# [What to work on]
Print out each record below, unaltered and complete, without its images.

# [Supplied material]
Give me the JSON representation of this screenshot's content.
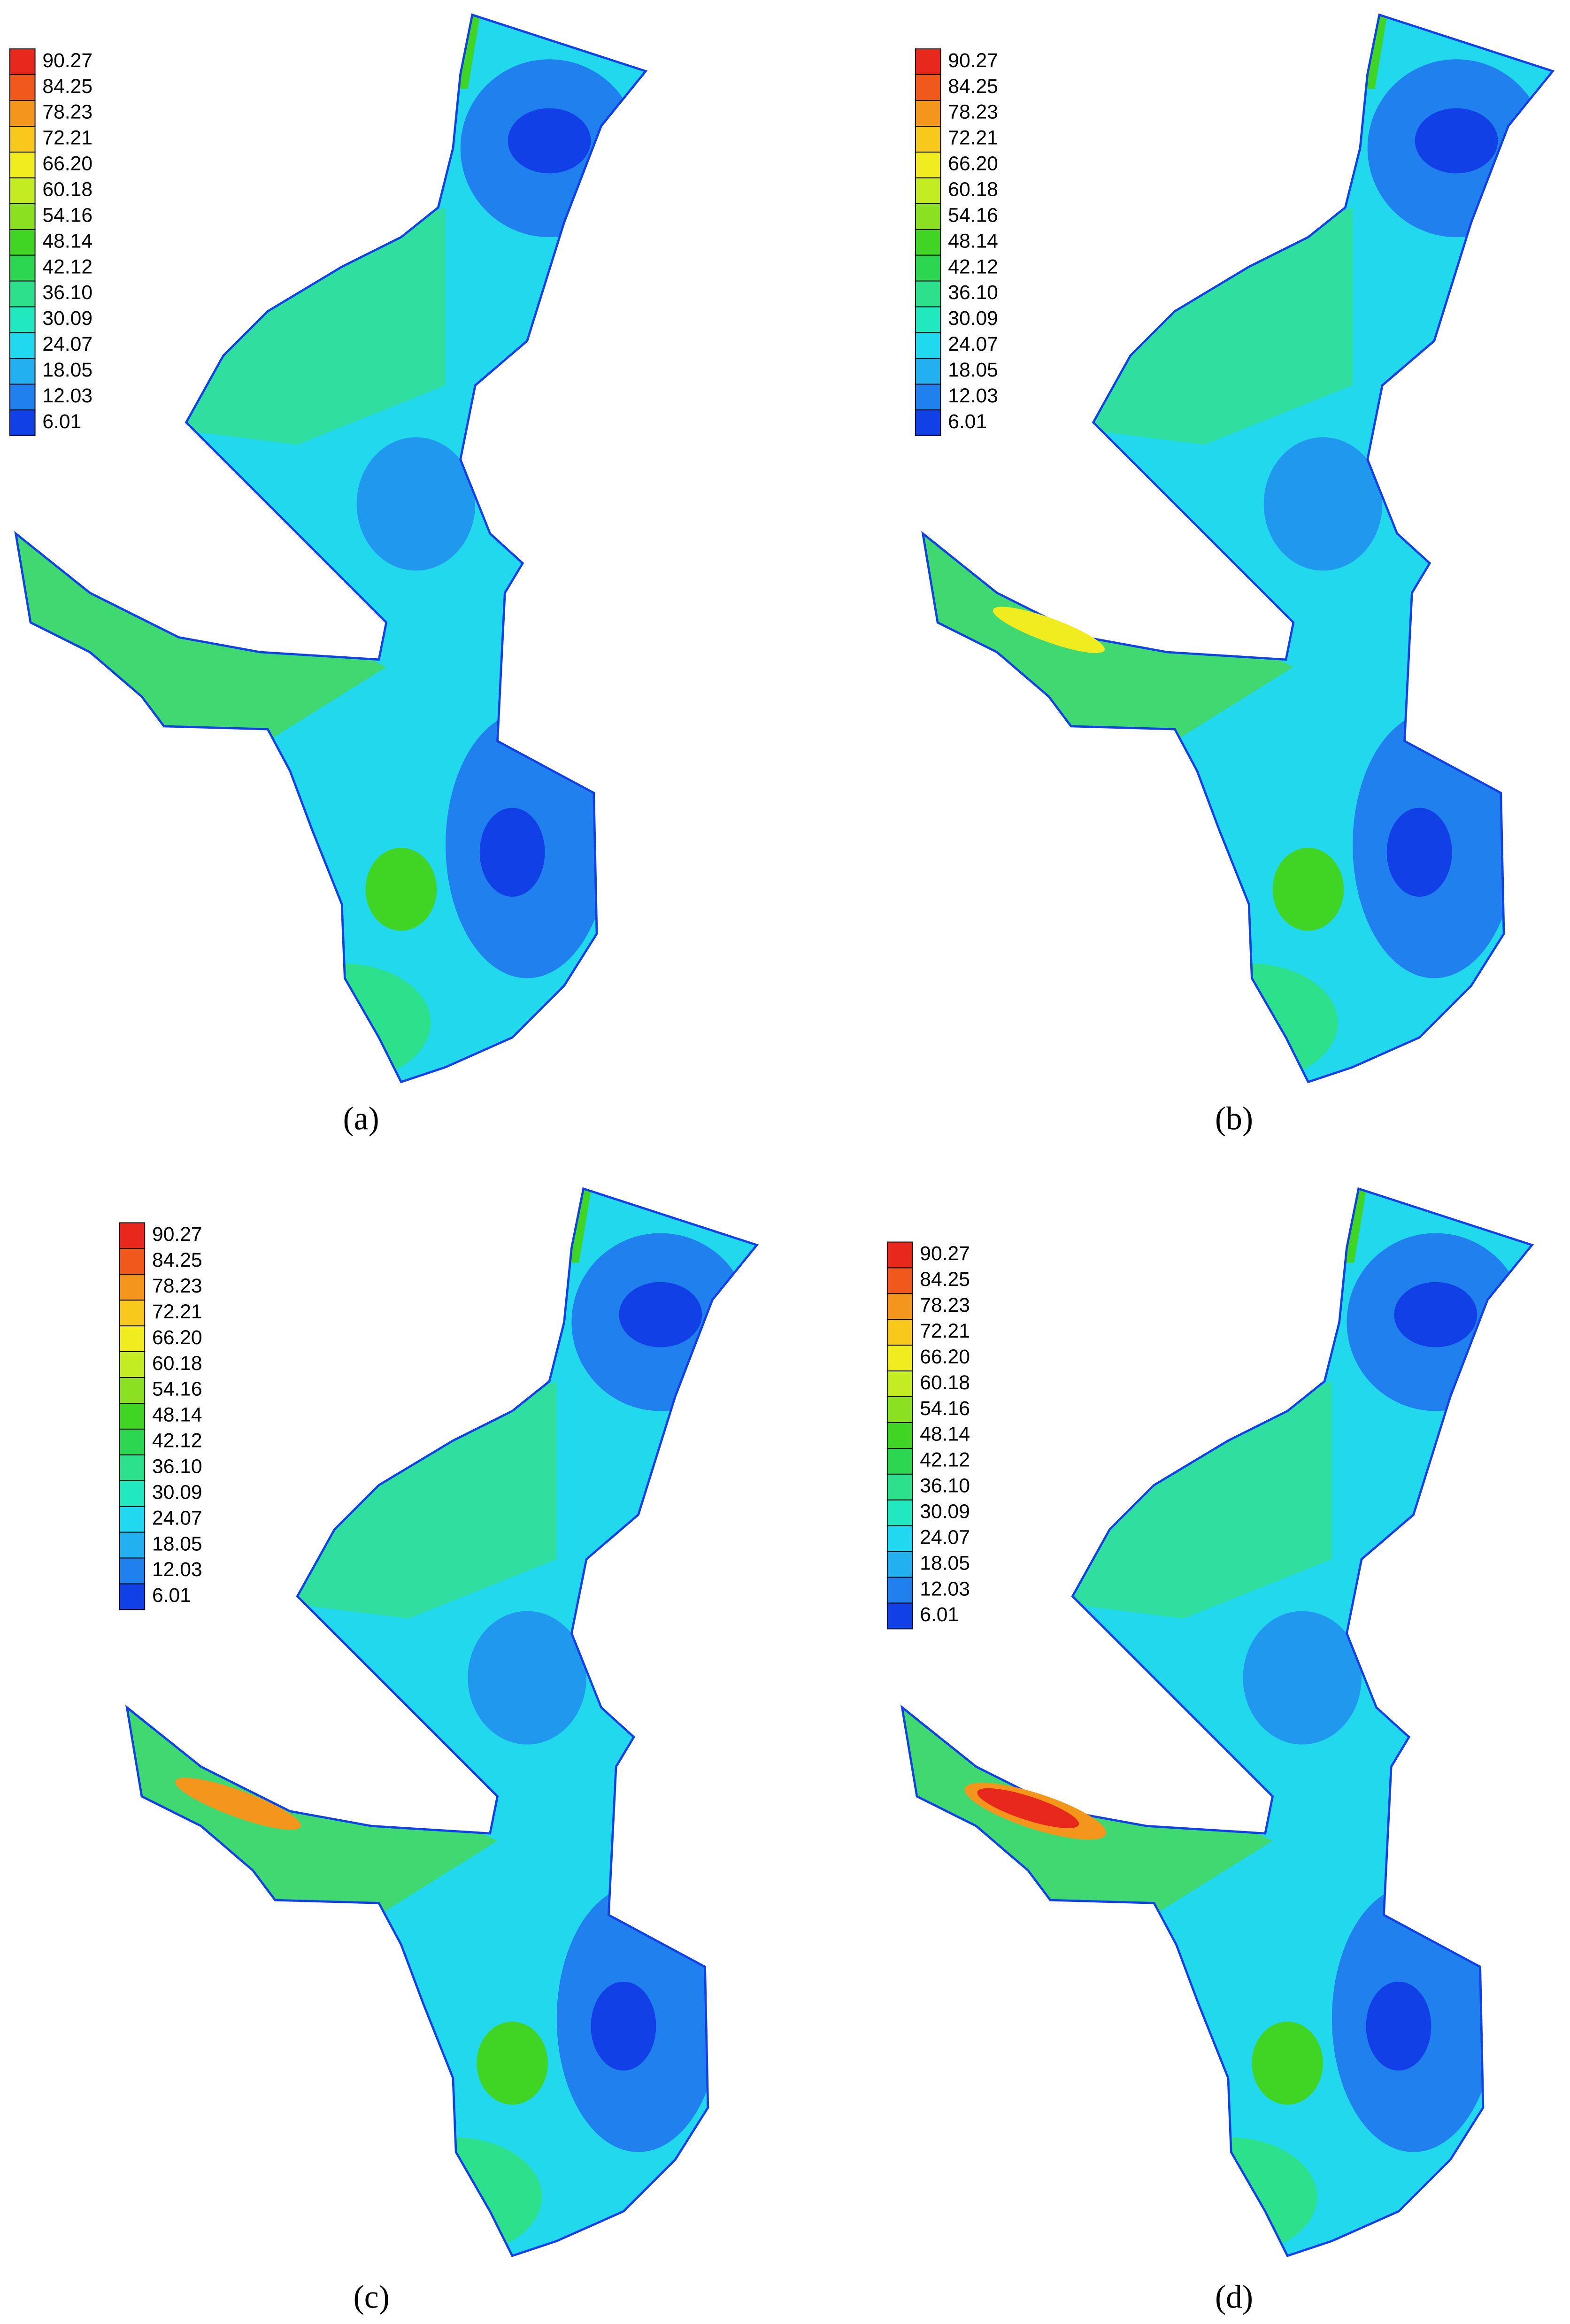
{
  "legend_colors": [
    "#e8281c",
    "#f0581c",
    "#f5961c",
    "#f8c81c",
    "#f0ec20",
    "#c4ec22",
    "#8ce022",
    "#40d424",
    "#2cd650",
    "#2ce08c",
    "#22e8c0",
    "#20d8f0",
    "#22b0f0",
    "#2080ee",
    "#1040e6"
  ],
  "panels": [
    {
      "caption": "(a)",
      "legend": [
        "90.27",
        "84.25",
        "78.23",
        "72.21",
        "66.20",
        "60.18",
        "54.16",
        "48.14",
        "42.12",
        "36.10",
        "30.09",
        "24.07",
        "18.05",
        "12.03",
        "6.01"
      ]
    },
    {
      "caption": "(b)",
      "legend": [
        "90.27",
        "84.25",
        "78.23",
        "72.21",
        "66.20",
        "60.18",
        "54.16",
        "48.14",
        "42.12",
        "36.10",
        "30.09",
        "24.07",
        "18.05",
        "12.03",
        "6.01"
      ]
    },
    {
      "caption": "(c)",
      "legend": [
        "90.27",
        "84.25",
        "78.23",
        "72.21",
        "66.20",
        "60.18",
        "54.16",
        "48.14",
        "42.12",
        "36.10",
        "30.09",
        "24.07",
        "18.05",
        "12.03",
        "6.01"
      ]
    },
    {
      "caption": "(d)",
      "legend": [
        "90.27",
        "84.25",
        "78.23",
        "72.21",
        "66.20",
        "60.18",
        "54.16",
        "48.14",
        "42.12",
        "36.10",
        "30.09",
        "24.07",
        "18.05",
        "12.03",
        "6.01"
      ]
    }
  ]
}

# [Full output]
Give me the JSON representation of this screenshot's content.
{
  "legend_colors": [
    "#e8281c",
    "#f0581c",
    "#f5961c",
    "#f8c81c",
    "#f0ec20",
    "#c4ec22",
    "#8ce022",
    "#40d424",
    "#2cd650",
    "#2ce08c",
    "#22e8c0",
    "#20d8f0",
    "#22b0f0",
    "#2080ee",
    "#1040e6"
  ],
  "panels": [
    {
      "caption": "(a)",
      "legend": [
        "90.27",
        "84.25",
        "78.23",
        "72.21",
        "66.20",
        "60.18",
        "54.16",
        "48.14",
        "42.12",
        "36.10",
        "30.09",
        "24.07",
        "18.05",
        "12.03",
        "6.01"
      ]
    },
    {
      "caption": "(b)",
      "legend": [
        "90.27",
        "84.25",
        "78.23",
        "72.21",
        "66.20",
        "60.18",
        "54.16",
        "48.14",
        "42.12",
        "36.10",
        "30.09",
        "24.07",
        "18.05",
        "12.03",
        "6.01"
      ]
    },
    {
      "caption": "(c)",
      "legend": [
        "90.27",
        "84.25",
        "78.23",
        "72.21",
        "66.20",
        "60.18",
        "54.16",
        "48.14",
        "42.12",
        "36.10",
        "30.09",
        "24.07",
        "18.05",
        "12.03",
        "6.01"
      ]
    },
    {
      "caption": "(d)",
      "legend": [
        "90.27",
        "84.25",
        "78.23",
        "72.21",
        "66.20",
        "60.18",
        "54.16",
        "48.14",
        "42.12",
        "36.10",
        "30.09",
        "24.07",
        "18.05",
        "12.03",
        "6.01"
      ]
    }
  ]
}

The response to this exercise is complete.